* [REQUEST] Find each line holding the word "bottom" and give the total alone.

Data listing:
━━━━━━━━

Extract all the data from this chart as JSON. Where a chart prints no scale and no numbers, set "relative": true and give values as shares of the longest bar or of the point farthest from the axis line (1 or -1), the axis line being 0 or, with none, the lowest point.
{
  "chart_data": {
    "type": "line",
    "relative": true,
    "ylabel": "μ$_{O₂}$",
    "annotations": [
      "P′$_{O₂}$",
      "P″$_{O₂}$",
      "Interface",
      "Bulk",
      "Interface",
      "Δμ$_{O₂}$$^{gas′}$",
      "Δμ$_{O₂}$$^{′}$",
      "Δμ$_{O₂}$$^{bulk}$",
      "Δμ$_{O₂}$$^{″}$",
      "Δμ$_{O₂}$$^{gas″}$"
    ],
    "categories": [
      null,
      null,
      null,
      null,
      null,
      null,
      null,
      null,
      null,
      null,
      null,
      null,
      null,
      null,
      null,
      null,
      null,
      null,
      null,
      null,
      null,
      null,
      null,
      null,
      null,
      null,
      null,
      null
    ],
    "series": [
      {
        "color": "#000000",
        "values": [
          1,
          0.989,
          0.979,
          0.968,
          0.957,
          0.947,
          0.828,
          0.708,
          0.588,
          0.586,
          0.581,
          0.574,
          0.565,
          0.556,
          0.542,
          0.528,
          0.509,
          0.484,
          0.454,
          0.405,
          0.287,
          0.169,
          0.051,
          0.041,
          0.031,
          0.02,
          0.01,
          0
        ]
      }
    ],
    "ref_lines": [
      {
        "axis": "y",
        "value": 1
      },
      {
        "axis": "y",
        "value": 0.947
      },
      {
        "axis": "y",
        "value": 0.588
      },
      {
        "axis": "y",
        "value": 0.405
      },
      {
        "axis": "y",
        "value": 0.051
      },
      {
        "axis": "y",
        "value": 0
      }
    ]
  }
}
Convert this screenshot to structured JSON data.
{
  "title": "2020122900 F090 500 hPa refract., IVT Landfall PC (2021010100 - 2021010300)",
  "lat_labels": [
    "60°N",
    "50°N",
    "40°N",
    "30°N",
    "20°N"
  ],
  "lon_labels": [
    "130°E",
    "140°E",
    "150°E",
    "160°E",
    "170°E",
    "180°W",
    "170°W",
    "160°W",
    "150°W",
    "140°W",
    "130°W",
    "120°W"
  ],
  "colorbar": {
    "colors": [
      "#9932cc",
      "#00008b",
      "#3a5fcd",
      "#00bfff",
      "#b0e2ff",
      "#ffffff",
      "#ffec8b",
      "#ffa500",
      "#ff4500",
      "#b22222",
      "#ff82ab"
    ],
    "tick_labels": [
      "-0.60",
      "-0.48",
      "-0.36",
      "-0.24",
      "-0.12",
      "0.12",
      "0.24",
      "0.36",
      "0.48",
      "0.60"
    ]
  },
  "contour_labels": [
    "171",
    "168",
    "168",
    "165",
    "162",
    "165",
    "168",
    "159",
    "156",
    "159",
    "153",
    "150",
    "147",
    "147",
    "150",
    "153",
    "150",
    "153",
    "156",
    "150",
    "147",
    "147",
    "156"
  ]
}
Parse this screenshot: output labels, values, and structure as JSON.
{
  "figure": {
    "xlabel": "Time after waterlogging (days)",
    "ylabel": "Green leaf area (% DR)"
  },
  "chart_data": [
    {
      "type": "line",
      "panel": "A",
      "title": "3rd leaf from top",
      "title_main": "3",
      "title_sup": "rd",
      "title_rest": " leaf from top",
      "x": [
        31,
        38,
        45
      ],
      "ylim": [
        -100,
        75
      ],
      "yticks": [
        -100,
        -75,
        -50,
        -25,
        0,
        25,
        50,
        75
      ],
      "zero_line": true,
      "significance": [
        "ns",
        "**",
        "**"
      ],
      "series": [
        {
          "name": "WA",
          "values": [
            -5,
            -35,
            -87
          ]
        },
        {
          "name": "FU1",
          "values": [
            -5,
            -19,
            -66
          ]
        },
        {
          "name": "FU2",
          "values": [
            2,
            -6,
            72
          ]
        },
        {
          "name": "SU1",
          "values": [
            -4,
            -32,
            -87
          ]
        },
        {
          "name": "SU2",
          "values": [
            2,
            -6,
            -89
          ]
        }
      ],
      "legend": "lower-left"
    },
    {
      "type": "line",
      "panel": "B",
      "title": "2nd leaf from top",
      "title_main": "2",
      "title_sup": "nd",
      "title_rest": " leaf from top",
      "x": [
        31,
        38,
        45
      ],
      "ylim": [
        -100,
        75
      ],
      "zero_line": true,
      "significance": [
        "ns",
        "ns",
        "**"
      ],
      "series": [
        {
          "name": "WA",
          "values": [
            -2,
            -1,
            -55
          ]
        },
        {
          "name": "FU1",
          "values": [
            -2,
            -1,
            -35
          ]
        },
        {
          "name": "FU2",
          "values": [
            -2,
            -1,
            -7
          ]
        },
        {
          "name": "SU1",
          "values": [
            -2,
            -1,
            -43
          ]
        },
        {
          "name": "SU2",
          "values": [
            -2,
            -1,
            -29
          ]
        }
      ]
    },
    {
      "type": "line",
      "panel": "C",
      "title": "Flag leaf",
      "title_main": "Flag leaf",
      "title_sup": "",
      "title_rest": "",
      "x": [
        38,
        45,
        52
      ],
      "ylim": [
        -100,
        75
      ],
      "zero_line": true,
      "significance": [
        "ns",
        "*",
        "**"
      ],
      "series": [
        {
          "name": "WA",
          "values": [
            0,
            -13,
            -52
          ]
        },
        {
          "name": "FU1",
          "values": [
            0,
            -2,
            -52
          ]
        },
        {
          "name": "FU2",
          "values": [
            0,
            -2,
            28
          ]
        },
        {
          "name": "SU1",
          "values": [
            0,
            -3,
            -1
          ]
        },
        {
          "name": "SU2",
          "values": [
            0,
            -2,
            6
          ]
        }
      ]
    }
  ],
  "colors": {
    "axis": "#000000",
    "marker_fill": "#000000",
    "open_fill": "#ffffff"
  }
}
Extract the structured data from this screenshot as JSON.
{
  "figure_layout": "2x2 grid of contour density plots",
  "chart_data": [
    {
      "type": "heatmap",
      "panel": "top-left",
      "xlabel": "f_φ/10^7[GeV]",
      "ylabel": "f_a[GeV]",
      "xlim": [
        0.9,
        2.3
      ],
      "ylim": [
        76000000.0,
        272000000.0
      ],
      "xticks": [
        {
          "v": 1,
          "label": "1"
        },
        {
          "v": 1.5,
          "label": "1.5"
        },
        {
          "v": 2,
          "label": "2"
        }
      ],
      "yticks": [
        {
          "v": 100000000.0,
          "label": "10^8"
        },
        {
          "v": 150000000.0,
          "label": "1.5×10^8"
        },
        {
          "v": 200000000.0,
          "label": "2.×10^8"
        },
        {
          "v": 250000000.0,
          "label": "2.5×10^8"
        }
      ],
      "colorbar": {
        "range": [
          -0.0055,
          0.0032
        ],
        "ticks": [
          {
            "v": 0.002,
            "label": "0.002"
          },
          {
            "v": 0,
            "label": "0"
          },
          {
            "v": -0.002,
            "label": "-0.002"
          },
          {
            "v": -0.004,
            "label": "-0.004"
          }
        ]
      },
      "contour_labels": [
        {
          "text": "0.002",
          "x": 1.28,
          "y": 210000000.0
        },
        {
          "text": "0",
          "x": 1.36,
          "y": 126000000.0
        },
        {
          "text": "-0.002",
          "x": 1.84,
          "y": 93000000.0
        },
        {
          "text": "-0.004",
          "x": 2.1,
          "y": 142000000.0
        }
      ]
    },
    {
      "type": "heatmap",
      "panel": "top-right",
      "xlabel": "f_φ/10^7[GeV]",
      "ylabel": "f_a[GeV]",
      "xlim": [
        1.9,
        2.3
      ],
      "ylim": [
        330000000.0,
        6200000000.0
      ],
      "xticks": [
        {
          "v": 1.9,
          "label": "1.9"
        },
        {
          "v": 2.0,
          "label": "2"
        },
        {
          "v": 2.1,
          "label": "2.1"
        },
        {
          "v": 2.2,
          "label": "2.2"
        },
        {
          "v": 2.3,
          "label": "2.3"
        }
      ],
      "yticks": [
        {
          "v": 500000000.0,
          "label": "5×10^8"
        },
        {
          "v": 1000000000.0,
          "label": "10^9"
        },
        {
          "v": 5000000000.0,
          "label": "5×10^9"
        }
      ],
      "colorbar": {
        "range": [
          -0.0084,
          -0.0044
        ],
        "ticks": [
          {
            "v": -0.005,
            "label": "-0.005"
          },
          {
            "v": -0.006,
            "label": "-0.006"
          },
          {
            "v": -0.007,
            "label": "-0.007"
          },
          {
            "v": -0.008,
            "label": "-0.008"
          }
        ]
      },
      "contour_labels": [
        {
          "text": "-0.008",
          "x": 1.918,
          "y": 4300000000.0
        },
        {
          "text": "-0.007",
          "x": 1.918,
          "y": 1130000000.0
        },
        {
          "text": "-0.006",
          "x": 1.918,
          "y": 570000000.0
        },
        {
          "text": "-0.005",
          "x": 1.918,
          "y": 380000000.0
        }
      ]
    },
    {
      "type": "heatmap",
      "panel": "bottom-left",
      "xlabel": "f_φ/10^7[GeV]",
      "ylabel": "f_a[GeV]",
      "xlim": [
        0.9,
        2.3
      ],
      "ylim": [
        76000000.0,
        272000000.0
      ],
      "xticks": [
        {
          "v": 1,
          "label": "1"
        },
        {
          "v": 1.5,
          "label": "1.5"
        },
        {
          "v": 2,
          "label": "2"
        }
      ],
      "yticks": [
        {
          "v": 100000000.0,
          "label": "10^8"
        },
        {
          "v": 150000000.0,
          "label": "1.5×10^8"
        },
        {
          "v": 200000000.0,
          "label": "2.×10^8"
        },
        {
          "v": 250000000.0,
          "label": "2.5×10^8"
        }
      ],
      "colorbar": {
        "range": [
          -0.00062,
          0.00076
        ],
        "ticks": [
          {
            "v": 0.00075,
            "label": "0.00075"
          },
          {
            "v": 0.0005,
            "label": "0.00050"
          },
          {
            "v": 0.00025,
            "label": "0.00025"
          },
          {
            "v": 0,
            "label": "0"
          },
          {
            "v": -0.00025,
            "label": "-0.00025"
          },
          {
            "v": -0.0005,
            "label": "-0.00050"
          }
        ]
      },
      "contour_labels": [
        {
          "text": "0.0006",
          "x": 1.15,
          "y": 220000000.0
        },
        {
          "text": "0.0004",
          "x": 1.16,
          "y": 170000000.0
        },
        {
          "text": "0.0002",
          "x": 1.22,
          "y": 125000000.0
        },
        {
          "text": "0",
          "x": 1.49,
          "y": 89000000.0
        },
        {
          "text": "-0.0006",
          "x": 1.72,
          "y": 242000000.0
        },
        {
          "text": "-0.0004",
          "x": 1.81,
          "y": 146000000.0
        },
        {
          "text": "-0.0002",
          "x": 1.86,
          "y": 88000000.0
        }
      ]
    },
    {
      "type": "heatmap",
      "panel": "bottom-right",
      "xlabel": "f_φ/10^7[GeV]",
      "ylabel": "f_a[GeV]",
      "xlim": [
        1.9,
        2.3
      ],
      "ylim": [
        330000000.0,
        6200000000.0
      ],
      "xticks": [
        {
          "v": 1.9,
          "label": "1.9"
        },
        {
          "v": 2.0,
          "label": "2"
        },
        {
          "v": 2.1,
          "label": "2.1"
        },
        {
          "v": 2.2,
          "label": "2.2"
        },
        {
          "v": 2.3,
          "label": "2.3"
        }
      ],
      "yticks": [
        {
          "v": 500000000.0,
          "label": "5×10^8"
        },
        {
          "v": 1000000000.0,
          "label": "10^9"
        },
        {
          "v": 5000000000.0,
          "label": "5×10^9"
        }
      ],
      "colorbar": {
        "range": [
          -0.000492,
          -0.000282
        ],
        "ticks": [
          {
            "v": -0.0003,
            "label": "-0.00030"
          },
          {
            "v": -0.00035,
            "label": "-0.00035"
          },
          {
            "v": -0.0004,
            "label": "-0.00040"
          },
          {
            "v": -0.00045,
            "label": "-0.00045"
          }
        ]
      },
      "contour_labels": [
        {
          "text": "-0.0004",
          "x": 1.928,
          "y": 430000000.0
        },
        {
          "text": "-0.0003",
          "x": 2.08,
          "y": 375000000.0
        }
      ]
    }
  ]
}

━━━━━━━━

* [WRITTEN RESPONSE] 2